▶ [Short task]: Leave out the pictures and restate the rest of the data exactly.

▶ [Information supplied]:
# # #

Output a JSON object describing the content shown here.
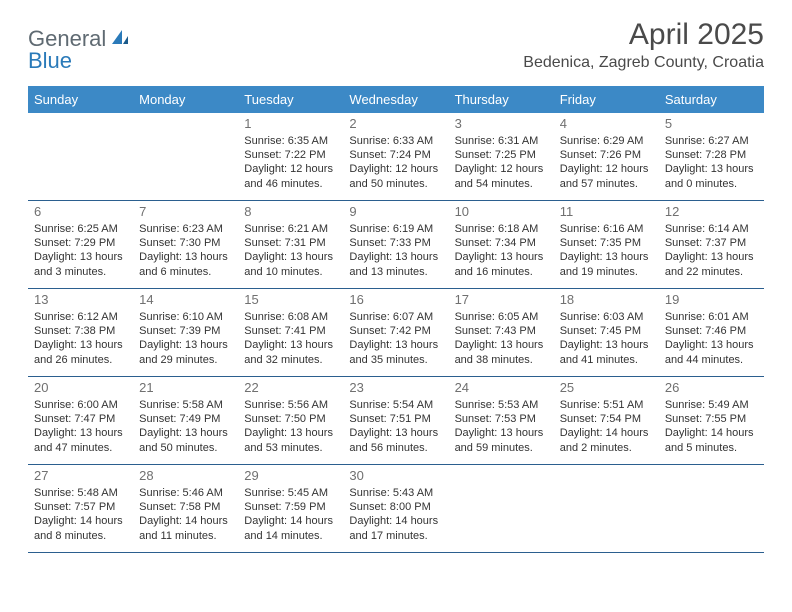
{
  "logo": {
    "part1": "General",
    "part2": "Blue"
  },
  "title": "April 2025",
  "location": "Bedenica, Zagreb County, Croatia",
  "colors": {
    "header_bg": "#3c89c6",
    "header_text": "#ffffff",
    "row_border": "#2b5f8f",
    "daynum": "#707070",
    "body_text": "#333333",
    "month_title": "#4a4a4a",
    "logo_gray": "#5f6a72",
    "logo_blue": "#2a7ab9",
    "page_bg": "#ffffff"
  },
  "weekdays": [
    "Sunday",
    "Monday",
    "Tuesday",
    "Wednesday",
    "Thursday",
    "Friday",
    "Saturday"
  ],
  "weeks": [
    [
      null,
      null,
      {
        "n": "1",
        "sr": "Sunrise: 6:35 AM",
        "ss": "Sunset: 7:22 PM",
        "dl": "Daylight: 12 hours and 46 minutes."
      },
      {
        "n": "2",
        "sr": "Sunrise: 6:33 AM",
        "ss": "Sunset: 7:24 PM",
        "dl": "Daylight: 12 hours and 50 minutes."
      },
      {
        "n": "3",
        "sr": "Sunrise: 6:31 AM",
        "ss": "Sunset: 7:25 PM",
        "dl": "Daylight: 12 hours and 54 minutes."
      },
      {
        "n": "4",
        "sr": "Sunrise: 6:29 AM",
        "ss": "Sunset: 7:26 PM",
        "dl": "Daylight: 12 hours and 57 minutes."
      },
      {
        "n": "5",
        "sr": "Sunrise: 6:27 AM",
        "ss": "Sunset: 7:28 PM",
        "dl": "Daylight: 13 hours and 0 minutes."
      }
    ],
    [
      {
        "n": "6",
        "sr": "Sunrise: 6:25 AM",
        "ss": "Sunset: 7:29 PM",
        "dl": "Daylight: 13 hours and 3 minutes."
      },
      {
        "n": "7",
        "sr": "Sunrise: 6:23 AM",
        "ss": "Sunset: 7:30 PM",
        "dl": "Daylight: 13 hours and 6 minutes."
      },
      {
        "n": "8",
        "sr": "Sunrise: 6:21 AM",
        "ss": "Sunset: 7:31 PM",
        "dl": "Daylight: 13 hours and 10 minutes."
      },
      {
        "n": "9",
        "sr": "Sunrise: 6:19 AM",
        "ss": "Sunset: 7:33 PM",
        "dl": "Daylight: 13 hours and 13 minutes."
      },
      {
        "n": "10",
        "sr": "Sunrise: 6:18 AM",
        "ss": "Sunset: 7:34 PM",
        "dl": "Daylight: 13 hours and 16 minutes."
      },
      {
        "n": "11",
        "sr": "Sunrise: 6:16 AM",
        "ss": "Sunset: 7:35 PM",
        "dl": "Daylight: 13 hours and 19 minutes."
      },
      {
        "n": "12",
        "sr": "Sunrise: 6:14 AM",
        "ss": "Sunset: 7:37 PM",
        "dl": "Daylight: 13 hours and 22 minutes."
      }
    ],
    [
      {
        "n": "13",
        "sr": "Sunrise: 6:12 AM",
        "ss": "Sunset: 7:38 PM",
        "dl": "Daylight: 13 hours and 26 minutes."
      },
      {
        "n": "14",
        "sr": "Sunrise: 6:10 AM",
        "ss": "Sunset: 7:39 PM",
        "dl": "Daylight: 13 hours and 29 minutes."
      },
      {
        "n": "15",
        "sr": "Sunrise: 6:08 AM",
        "ss": "Sunset: 7:41 PM",
        "dl": "Daylight: 13 hours and 32 minutes."
      },
      {
        "n": "16",
        "sr": "Sunrise: 6:07 AM",
        "ss": "Sunset: 7:42 PM",
        "dl": "Daylight: 13 hours and 35 minutes."
      },
      {
        "n": "17",
        "sr": "Sunrise: 6:05 AM",
        "ss": "Sunset: 7:43 PM",
        "dl": "Daylight: 13 hours and 38 minutes."
      },
      {
        "n": "18",
        "sr": "Sunrise: 6:03 AM",
        "ss": "Sunset: 7:45 PM",
        "dl": "Daylight: 13 hours and 41 minutes."
      },
      {
        "n": "19",
        "sr": "Sunrise: 6:01 AM",
        "ss": "Sunset: 7:46 PM",
        "dl": "Daylight: 13 hours and 44 minutes."
      }
    ],
    [
      {
        "n": "20",
        "sr": "Sunrise: 6:00 AM",
        "ss": "Sunset: 7:47 PM",
        "dl": "Daylight: 13 hours and 47 minutes."
      },
      {
        "n": "21",
        "sr": "Sunrise: 5:58 AM",
        "ss": "Sunset: 7:49 PM",
        "dl": "Daylight: 13 hours and 50 minutes."
      },
      {
        "n": "22",
        "sr": "Sunrise: 5:56 AM",
        "ss": "Sunset: 7:50 PM",
        "dl": "Daylight: 13 hours and 53 minutes."
      },
      {
        "n": "23",
        "sr": "Sunrise: 5:54 AM",
        "ss": "Sunset: 7:51 PM",
        "dl": "Daylight: 13 hours and 56 minutes."
      },
      {
        "n": "24",
        "sr": "Sunrise: 5:53 AM",
        "ss": "Sunset: 7:53 PM",
        "dl": "Daylight: 13 hours and 59 minutes."
      },
      {
        "n": "25",
        "sr": "Sunrise: 5:51 AM",
        "ss": "Sunset: 7:54 PM",
        "dl": "Daylight: 14 hours and 2 minutes."
      },
      {
        "n": "26",
        "sr": "Sunrise: 5:49 AM",
        "ss": "Sunset: 7:55 PM",
        "dl": "Daylight: 14 hours and 5 minutes."
      }
    ],
    [
      {
        "n": "27",
        "sr": "Sunrise: 5:48 AM",
        "ss": "Sunset: 7:57 PM",
        "dl": "Daylight: 14 hours and 8 minutes."
      },
      {
        "n": "28",
        "sr": "Sunrise: 5:46 AM",
        "ss": "Sunset: 7:58 PM",
        "dl": "Daylight: 14 hours and 11 minutes."
      },
      {
        "n": "29",
        "sr": "Sunrise: 5:45 AM",
        "ss": "Sunset: 7:59 PM",
        "dl": "Daylight: 14 hours and 14 minutes."
      },
      {
        "n": "30",
        "sr": "Sunrise: 5:43 AM",
        "ss": "Sunset: 8:00 PM",
        "dl": "Daylight: 14 hours and 17 minutes."
      },
      null,
      null,
      null
    ]
  ]
}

# # #

▶ [The reply]:
Output a JSON object describing the content shown here.
{
  "logo": {
    "part1": "General",
    "part2": "Blue"
  },
  "title": "April 2025",
  "location": "Bedenica, Zagreb County, Croatia",
  "colors": {
    "header_bg": "#3c89c6",
    "header_text": "#ffffff",
    "row_border": "#2b5f8f",
    "daynum": "#707070",
    "body_text": "#333333",
    "month_title": "#4a4a4a",
    "logo_gray": "#5f6a72",
    "logo_blue": "#2a7ab9",
    "page_bg": "#ffffff"
  },
  "weekdays": [
    "Sunday",
    "Monday",
    "Tuesday",
    "Wednesday",
    "Thursday",
    "Friday",
    "Saturday"
  ],
  "weeks": [
    [
      null,
      null,
      {
        "n": "1",
        "sr": "Sunrise: 6:35 AM",
        "ss": "Sunset: 7:22 PM",
        "dl": "Daylight: 12 hours and 46 minutes."
      },
      {
        "n": "2",
        "sr": "Sunrise: 6:33 AM",
        "ss": "Sunset: 7:24 PM",
        "dl": "Daylight: 12 hours and 50 minutes."
      },
      {
        "n": "3",
        "sr": "Sunrise: 6:31 AM",
        "ss": "Sunset: 7:25 PM",
        "dl": "Daylight: 12 hours and 54 minutes."
      },
      {
        "n": "4",
        "sr": "Sunrise: 6:29 AM",
        "ss": "Sunset: 7:26 PM",
        "dl": "Daylight: 12 hours and 57 minutes."
      },
      {
        "n": "5",
        "sr": "Sunrise: 6:27 AM",
        "ss": "Sunset: 7:28 PM",
        "dl": "Daylight: 13 hours and 0 minutes."
      }
    ],
    [
      {
        "n": "6",
        "sr": "Sunrise: 6:25 AM",
        "ss": "Sunset: 7:29 PM",
        "dl": "Daylight: 13 hours and 3 minutes."
      },
      {
        "n": "7",
        "sr": "Sunrise: 6:23 AM",
        "ss": "Sunset: 7:30 PM",
        "dl": "Daylight: 13 hours and 6 minutes."
      },
      {
        "n": "8",
        "sr": "Sunrise: 6:21 AM",
        "ss": "Sunset: 7:31 PM",
        "dl": "Daylight: 13 hours and 10 minutes."
      },
      {
        "n": "9",
        "sr": "Sunrise: 6:19 AM",
        "ss": "Sunset: 7:33 PM",
        "dl": "Daylight: 13 hours and 13 minutes."
      },
      {
        "n": "10",
        "sr": "Sunrise: 6:18 AM",
        "ss": "Sunset: 7:34 PM",
        "dl": "Daylight: 13 hours and 16 minutes."
      },
      {
        "n": "11",
        "sr": "Sunrise: 6:16 AM",
        "ss": "Sunset: 7:35 PM",
        "dl": "Daylight: 13 hours and 19 minutes."
      },
      {
        "n": "12",
        "sr": "Sunrise: 6:14 AM",
        "ss": "Sunset: 7:37 PM",
        "dl": "Daylight: 13 hours and 22 minutes."
      }
    ],
    [
      {
        "n": "13",
        "sr": "Sunrise: 6:12 AM",
        "ss": "Sunset: 7:38 PM",
        "dl": "Daylight: 13 hours and 26 minutes."
      },
      {
        "n": "14",
        "sr": "Sunrise: 6:10 AM",
        "ss": "Sunset: 7:39 PM",
        "dl": "Daylight: 13 hours and 29 minutes."
      },
      {
        "n": "15",
        "sr": "Sunrise: 6:08 AM",
        "ss": "Sunset: 7:41 PM",
        "dl": "Daylight: 13 hours and 32 minutes."
      },
      {
        "n": "16",
        "sr": "Sunrise: 6:07 AM",
        "ss": "Sunset: 7:42 PM",
        "dl": "Daylight: 13 hours and 35 minutes."
      },
      {
        "n": "17",
        "sr": "Sunrise: 6:05 AM",
        "ss": "Sunset: 7:43 PM",
        "dl": "Daylight: 13 hours and 38 minutes."
      },
      {
        "n": "18",
        "sr": "Sunrise: 6:03 AM",
        "ss": "Sunset: 7:45 PM",
        "dl": "Daylight: 13 hours and 41 minutes."
      },
      {
        "n": "19",
        "sr": "Sunrise: 6:01 AM",
        "ss": "Sunset: 7:46 PM",
        "dl": "Daylight: 13 hours and 44 minutes."
      }
    ],
    [
      {
        "n": "20",
        "sr": "Sunrise: 6:00 AM",
        "ss": "Sunset: 7:47 PM",
        "dl": "Daylight: 13 hours and 47 minutes."
      },
      {
        "n": "21",
        "sr": "Sunrise: 5:58 AM",
        "ss": "Sunset: 7:49 PM",
        "dl": "Daylight: 13 hours and 50 minutes."
      },
      {
        "n": "22",
        "sr": "Sunrise: 5:56 AM",
        "ss": "Sunset: 7:50 PM",
        "dl": "Daylight: 13 hours and 53 minutes."
      },
      {
        "n": "23",
        "sr": "Sunrise: 5:54 AM",
        "ss": "Sunset: 7:51 PM",
        "dl": "Daylight: 13 hours and 56 minutes."
      },
      {
        "n": "24",
        "sr": "Sunrise: 5:53 AM",
        "ss": "Sunset: 7:53 PM",
        "dl": "Daylight: 13 hours and 59 minutes."
      },
      {
        "n": "25",
        "sr": "Sunrise: 5:51 AM",
        "ss": "Sunset: 7:54 PM",
        "dl": "Daylight: 14 hours and 2 minutes."
      },
      {
        "n": "26",
        "sr": "Sunrise: 5:49 AM",
        "ss": "Sunset: 7:55 PM",
        "dl": "Daylight: 14 hours and 5 minutes."
      }
    ],
    [
      {
        "n": "27",
        "sr": "Sunrise: 5:48 AM",
        "ss": "Sunset: 7:57 PM",
        "dl": "Daylight: 14 hours and 8 minutes."
      },
      {
        "n": "28",
        "sr": "Sunrise: 5:46 AM",
        "ss": "Sunset: 7:58 PM",
        "dl": "Daylight: 14 hours and 11 minutes."
      },
      {
        "n": "29",
        "sr": "Sunrise: 5:45 AM",
        "ss": "Sunset: 7:59 PM",
        "dl": "Daylight: 14 hours and 14 minutes."
      },
      {
        "n": "30",
        "sr": "Sunrise: 5:43 AM",
        "ss": "Sunset: 8:00 PM",
        "dl": "Daylight: 14 hours and 17 minutes."
      },
      null,
      null,
      null
    ]
  ]
}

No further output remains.